Objective
Tally the lines below that contain the word "提出问题", and give only that number.

Data shown
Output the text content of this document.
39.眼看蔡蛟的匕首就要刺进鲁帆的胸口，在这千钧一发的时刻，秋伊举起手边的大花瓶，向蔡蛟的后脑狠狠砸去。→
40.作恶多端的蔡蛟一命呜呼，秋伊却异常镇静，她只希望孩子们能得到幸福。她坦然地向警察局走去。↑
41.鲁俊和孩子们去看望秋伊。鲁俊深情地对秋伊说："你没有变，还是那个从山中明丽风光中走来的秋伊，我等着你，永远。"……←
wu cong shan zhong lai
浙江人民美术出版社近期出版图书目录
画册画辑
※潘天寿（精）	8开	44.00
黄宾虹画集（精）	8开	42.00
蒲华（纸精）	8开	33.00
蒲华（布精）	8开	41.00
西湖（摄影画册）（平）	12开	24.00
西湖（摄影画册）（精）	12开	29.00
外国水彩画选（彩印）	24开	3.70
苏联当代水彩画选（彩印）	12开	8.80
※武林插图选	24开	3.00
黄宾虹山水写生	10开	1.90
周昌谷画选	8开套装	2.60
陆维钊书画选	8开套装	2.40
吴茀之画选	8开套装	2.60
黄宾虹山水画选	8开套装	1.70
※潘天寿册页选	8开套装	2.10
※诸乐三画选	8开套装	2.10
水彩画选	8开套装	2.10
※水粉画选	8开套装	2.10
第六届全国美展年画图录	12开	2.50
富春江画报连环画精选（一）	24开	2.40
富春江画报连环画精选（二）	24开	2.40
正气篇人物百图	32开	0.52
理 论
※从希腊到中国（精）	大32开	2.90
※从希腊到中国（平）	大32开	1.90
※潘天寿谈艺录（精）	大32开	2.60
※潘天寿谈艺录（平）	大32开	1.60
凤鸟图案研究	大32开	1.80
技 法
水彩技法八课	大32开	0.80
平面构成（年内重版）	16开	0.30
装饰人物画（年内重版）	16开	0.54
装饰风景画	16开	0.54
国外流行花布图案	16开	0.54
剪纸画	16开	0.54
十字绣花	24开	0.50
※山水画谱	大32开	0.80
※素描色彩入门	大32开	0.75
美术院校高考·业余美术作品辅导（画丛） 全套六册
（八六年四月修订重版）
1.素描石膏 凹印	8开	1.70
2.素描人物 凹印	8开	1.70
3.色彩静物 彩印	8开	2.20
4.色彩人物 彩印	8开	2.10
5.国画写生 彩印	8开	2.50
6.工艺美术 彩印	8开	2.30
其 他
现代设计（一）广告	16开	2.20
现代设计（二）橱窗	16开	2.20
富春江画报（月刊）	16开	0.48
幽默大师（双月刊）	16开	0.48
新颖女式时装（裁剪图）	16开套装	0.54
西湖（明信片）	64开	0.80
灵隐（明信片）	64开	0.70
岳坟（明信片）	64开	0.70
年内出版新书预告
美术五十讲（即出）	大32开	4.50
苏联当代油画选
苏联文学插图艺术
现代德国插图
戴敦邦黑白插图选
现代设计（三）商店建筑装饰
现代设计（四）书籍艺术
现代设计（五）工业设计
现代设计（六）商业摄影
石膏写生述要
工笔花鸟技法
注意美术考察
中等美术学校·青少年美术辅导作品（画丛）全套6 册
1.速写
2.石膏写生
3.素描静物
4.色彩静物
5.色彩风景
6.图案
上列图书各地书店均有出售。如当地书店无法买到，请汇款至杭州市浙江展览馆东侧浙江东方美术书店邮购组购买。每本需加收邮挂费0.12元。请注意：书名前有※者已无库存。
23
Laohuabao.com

...

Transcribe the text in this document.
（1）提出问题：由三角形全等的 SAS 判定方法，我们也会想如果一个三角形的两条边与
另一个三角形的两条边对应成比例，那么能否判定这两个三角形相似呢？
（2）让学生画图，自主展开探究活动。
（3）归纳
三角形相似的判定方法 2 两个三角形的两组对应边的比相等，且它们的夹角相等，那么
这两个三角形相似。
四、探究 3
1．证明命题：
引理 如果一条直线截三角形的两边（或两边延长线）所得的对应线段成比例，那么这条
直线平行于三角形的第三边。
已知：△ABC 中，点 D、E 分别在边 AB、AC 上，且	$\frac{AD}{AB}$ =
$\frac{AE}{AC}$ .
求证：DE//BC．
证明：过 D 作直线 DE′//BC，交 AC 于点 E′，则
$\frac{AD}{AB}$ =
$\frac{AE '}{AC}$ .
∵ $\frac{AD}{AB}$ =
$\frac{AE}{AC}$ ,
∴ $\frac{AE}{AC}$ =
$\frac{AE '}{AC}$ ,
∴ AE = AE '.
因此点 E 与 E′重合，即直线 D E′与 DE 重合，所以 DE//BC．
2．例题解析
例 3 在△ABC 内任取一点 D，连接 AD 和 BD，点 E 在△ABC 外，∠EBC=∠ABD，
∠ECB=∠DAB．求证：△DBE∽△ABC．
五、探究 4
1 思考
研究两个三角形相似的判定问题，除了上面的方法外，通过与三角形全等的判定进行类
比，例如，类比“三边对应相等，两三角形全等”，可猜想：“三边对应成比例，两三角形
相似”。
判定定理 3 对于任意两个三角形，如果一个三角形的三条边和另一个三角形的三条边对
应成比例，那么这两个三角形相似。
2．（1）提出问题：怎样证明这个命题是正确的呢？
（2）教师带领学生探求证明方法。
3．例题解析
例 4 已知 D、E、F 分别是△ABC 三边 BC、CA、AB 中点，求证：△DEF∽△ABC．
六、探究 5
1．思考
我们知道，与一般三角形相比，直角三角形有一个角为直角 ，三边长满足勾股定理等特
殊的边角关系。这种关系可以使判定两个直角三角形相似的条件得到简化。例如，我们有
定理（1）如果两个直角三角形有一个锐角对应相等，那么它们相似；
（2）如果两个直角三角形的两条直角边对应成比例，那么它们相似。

* * *

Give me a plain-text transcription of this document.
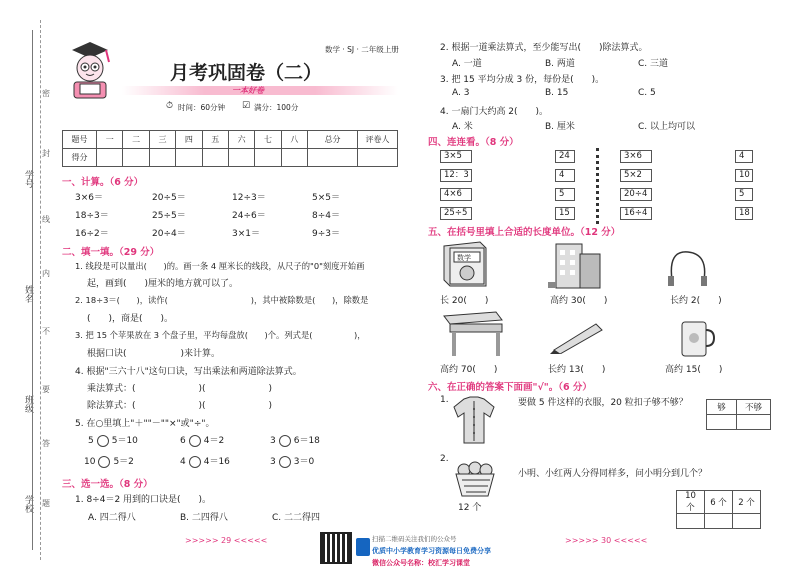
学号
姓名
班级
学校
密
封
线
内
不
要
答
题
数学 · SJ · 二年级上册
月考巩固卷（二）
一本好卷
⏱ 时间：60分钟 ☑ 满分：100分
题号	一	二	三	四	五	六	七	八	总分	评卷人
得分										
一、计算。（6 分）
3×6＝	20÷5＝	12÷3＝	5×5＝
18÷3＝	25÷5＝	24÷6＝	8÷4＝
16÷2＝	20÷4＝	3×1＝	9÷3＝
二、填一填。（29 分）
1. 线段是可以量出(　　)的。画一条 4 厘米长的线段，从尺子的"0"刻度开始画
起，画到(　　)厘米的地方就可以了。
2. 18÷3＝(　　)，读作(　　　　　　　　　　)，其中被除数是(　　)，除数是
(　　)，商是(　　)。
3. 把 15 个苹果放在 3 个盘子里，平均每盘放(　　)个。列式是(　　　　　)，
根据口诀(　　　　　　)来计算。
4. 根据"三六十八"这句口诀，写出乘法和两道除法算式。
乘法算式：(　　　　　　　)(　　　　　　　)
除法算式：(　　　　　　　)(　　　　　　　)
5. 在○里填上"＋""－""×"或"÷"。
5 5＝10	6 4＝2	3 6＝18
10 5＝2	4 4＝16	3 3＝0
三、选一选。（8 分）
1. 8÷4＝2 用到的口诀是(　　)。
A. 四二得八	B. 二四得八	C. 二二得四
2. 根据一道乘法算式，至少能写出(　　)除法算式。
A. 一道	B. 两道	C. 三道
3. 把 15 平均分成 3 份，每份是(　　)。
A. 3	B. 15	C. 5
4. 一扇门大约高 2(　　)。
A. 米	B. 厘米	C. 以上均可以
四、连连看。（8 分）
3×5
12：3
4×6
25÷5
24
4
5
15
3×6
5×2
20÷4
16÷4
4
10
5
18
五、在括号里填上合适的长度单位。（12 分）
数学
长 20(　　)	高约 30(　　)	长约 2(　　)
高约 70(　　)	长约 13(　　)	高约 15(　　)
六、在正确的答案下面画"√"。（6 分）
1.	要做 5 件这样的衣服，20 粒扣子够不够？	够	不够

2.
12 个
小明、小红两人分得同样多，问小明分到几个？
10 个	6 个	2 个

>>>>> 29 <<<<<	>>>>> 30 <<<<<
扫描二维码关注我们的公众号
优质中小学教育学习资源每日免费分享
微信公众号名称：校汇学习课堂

Output below
2